### Written task
Go through the material and tally the lines containing the string "hours". Give the total alone.
** Start Available data **
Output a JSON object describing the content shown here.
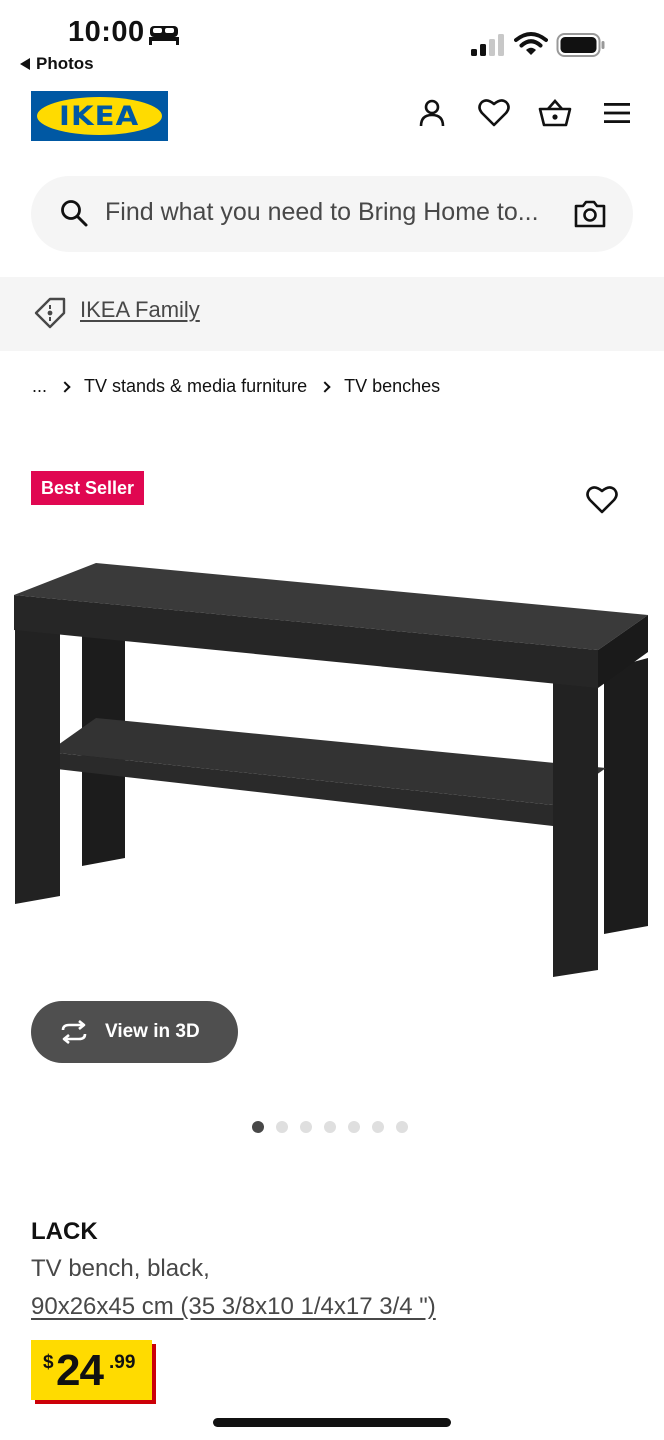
{
  "status_bar": {
    "time": "10:00",
    "back_label": "Photos"
  },
  "header": {
    "logo_text": "IKEA",
    "icons": [
      "account-icon",
      "heart-icon",
      "basket-icon",
      "menu-icon"
    ]
  },
  "search": {
    "placeholder": "Find what you need to Bring Home to..."
  },
  "family": {
    "link_label": "IKEA Family"
  },
  "breadcrumb": {
    "ellipsis": "...",
    "items": [
      "TV stands & media furniture",
      "TV benches"
    ]
  },
  "product": {
    "badge": "Best Seller",
    "view_3d_label": "View in 3D",
    "image_count": 7,
    "active_image": 1,
    "name": "LACK",
    "description": "TV bench, black,",
    "dimensions": "90x26x45 cm (35 3/8x10 1/4x17 3/4 \")",
    "price": {
      "currency": "$",
      "integer": "24",
      "decimal": ".99"
    }
  },
  "colors": {
    "ikea_blue": "#0058a3",
    "ikea_yellow": "#ffdb00",
    "badge_red": "#e00751",
    "price_shadow_red": "#cc0008"
  }
}
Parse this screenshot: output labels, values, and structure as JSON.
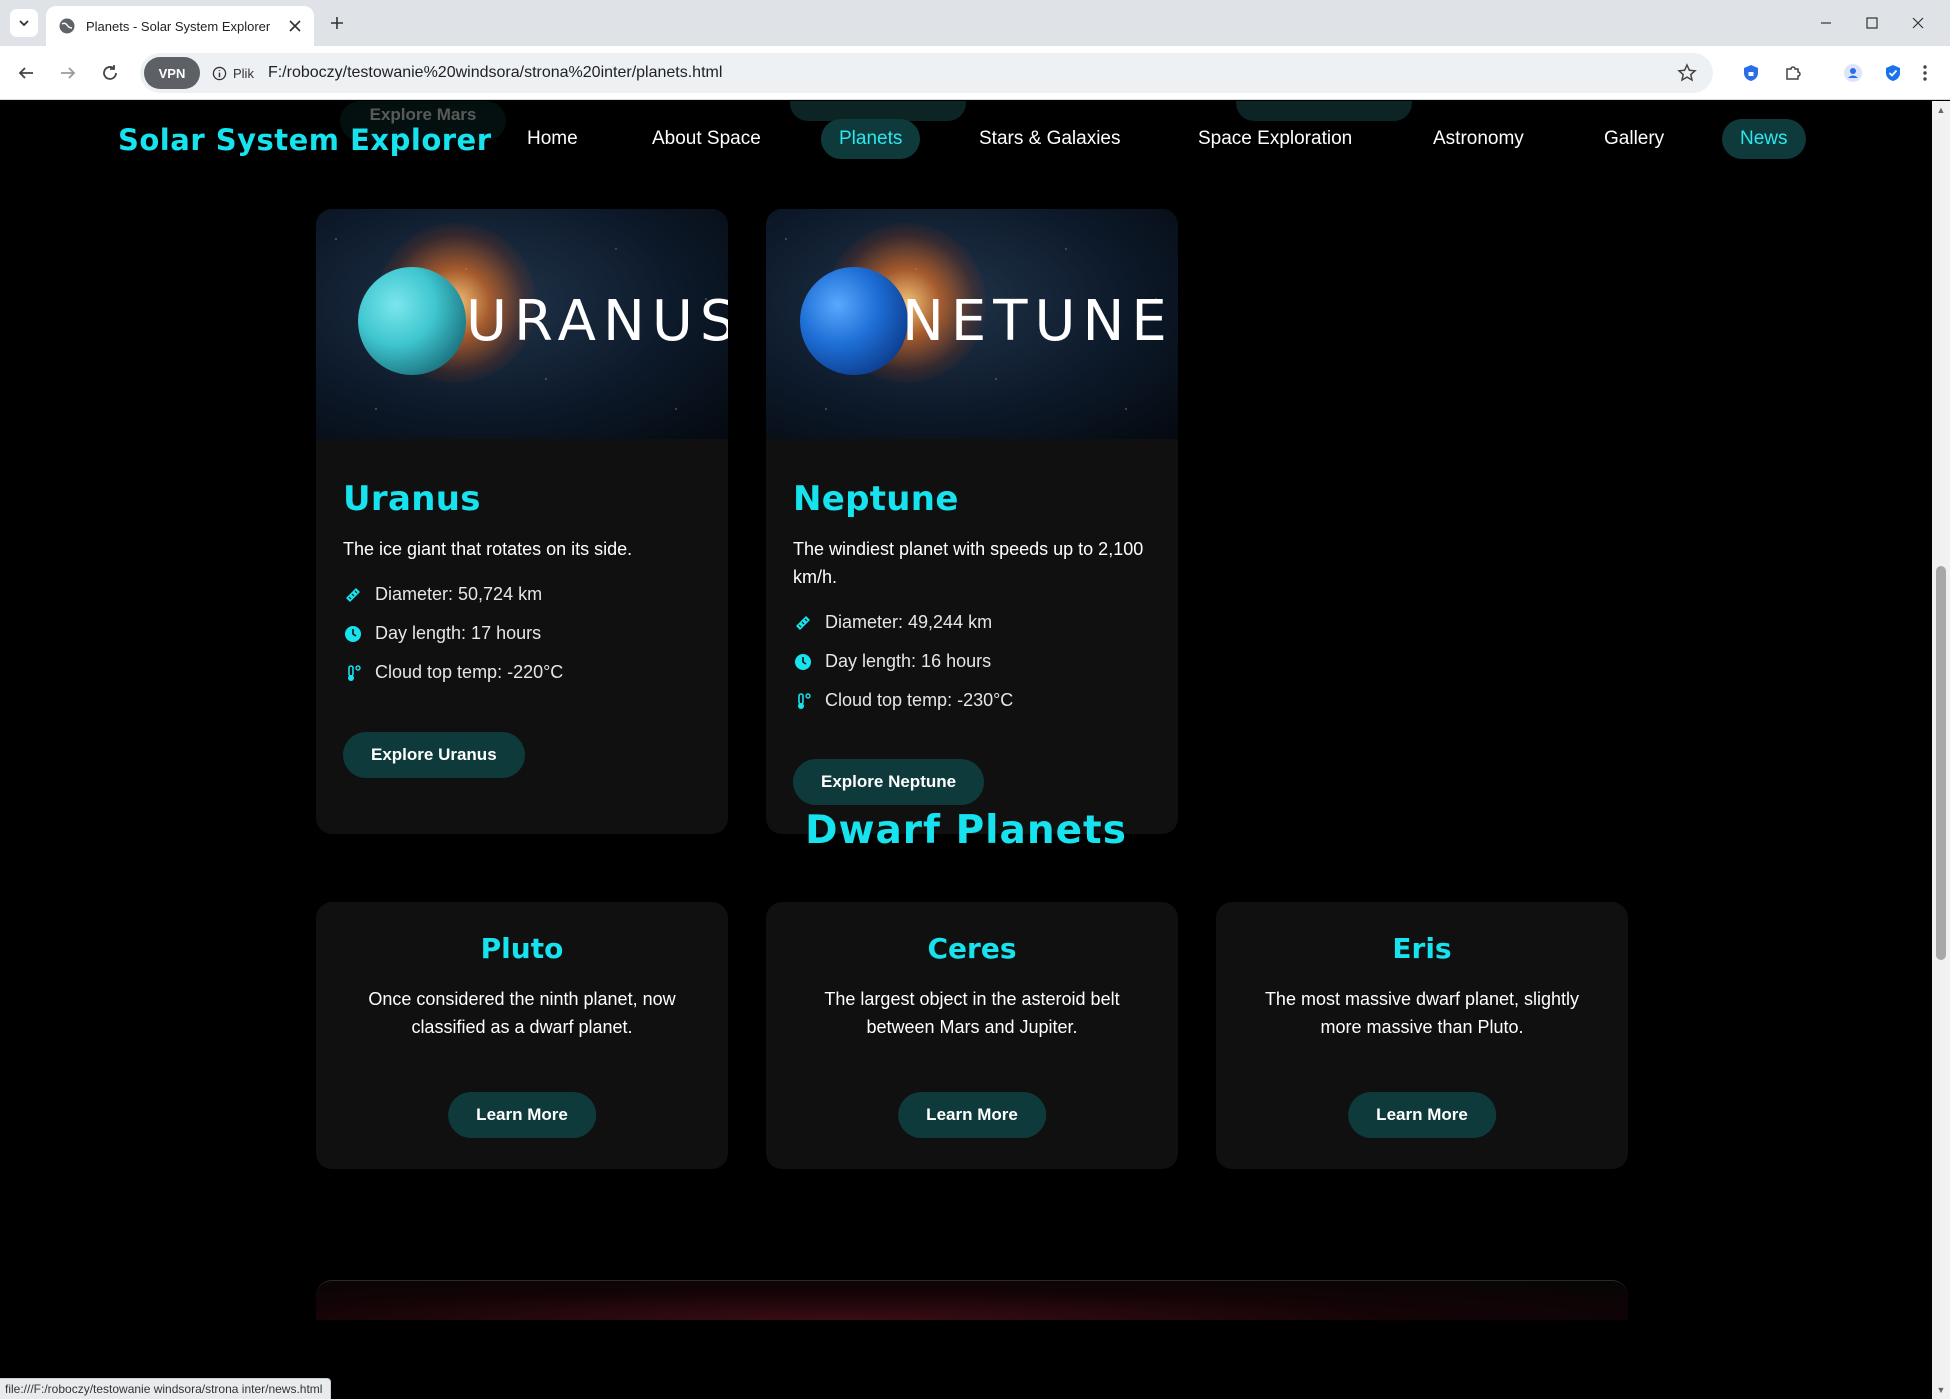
{
  "browser": {
    "tab_title": "Planets - Solar System Explorer",
    "vpn_label": "VPN",
    "site_info_label": "Plik",
    "url": "F:/roboczy/testowanie%20windsora/strona%20inter/planets.html",
    "status_url": "file:///F:/roboczy/testowanie windsora/strona inter/news.html"
  },
  "site": {
    "logo": "Solar System Explorer",
    "nav": [
      "Home",
      "About Space",
      "Planets",
      "Stars & Galaxies",
      "Space Exploration",
      "Astronomy",
      "Gallery",
      "News"
    ],
    "partial_button": "Explore Mars"
  },
  "planets": [
    {
      "image_word": "URANUS",
      "name": "Uranus",
      "description": "The ice giant that rotates on its side.",
      "facts": [
        "Diameter: 50,724 km",
        "Day length: 17 hours",
        "Cloud top temp: -220°C"
      ],
      "button": "Explore Uranus",
      "planet_color": "#3fc6cf"
    },
    {
      "image_word": "NETUNE",
      "name": "Neptune",
      "description": "The windiest planet with speeds up to 2,100 km/h.",
      "facts": [
        "Diameter: 49,244 km",
        "Day length: 16 hours",
        "Cloud top temp: -230°C"
      ],
      "button": "Explore Neptune",
      "planet_color": "#1e6fd6"
    }
  ],
  "dwarf_section": {
    "title": "Dwarf Planets",
    "items": [
      {
        "name": "Pluto",
        "description": "Once considered the ninth planet, now classified as a dwarf planet.",
        "button": "Learn More"
      },
      {
        "name": "Ceres",
        "description": "The largest object in the asteroid belt between Mars and Jupiter.",
        "button": "Learn More"
      },
      {
        "name": "Eris",
        "description": "The most massive dwarf planet, slightly more massive than Pluto.",
        "button": "Learn More"
      }
    ]
  },
  "colors": {
    "accent": "#16e3ee",
    "button_bg": "#0e3a3c",
    "card_bg": "#101010",
    "page_bg": "#000000"
  }
}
** End Available data **
### Answer to the exercise
2